Give the listing again in full, exactly as written.

[Collected data entries]
--

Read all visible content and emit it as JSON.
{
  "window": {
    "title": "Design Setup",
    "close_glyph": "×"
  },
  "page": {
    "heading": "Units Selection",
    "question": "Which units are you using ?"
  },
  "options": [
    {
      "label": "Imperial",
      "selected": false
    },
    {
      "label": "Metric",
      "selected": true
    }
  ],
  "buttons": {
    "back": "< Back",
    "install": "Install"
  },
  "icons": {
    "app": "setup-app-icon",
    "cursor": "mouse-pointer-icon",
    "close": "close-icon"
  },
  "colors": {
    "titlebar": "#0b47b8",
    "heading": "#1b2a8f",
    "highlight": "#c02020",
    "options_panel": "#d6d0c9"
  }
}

--

• _Solution for this task_
Read all visible content and emit it as JSON.
{
  "window": {
    "title": "Design Setup",
    "close_glyph": "×"
  },
  "page": {
    "heading": "Units Selection",
    "question": "Which units are you using ?"
  },
  "options": [
    {
      "label": "Imperial",
      "selected": false
    },
    {
      "label": "Metric",
      "selected": true
    }
  ],
  "buttons": {
    "back": "< Back",
    "install": "Install"
  },
  "icons": {
    "app": "setup-app-icon",
    "cursor": "mouse-pointer-icon",
    "close": "close-icon"
  },
  "colors": {
    "titlebar": "#0b47b8",
    "heading": "#1b2a8f",
    "highlight": "#c02020",
    "options_panel": "#d6d0c9"
  }
}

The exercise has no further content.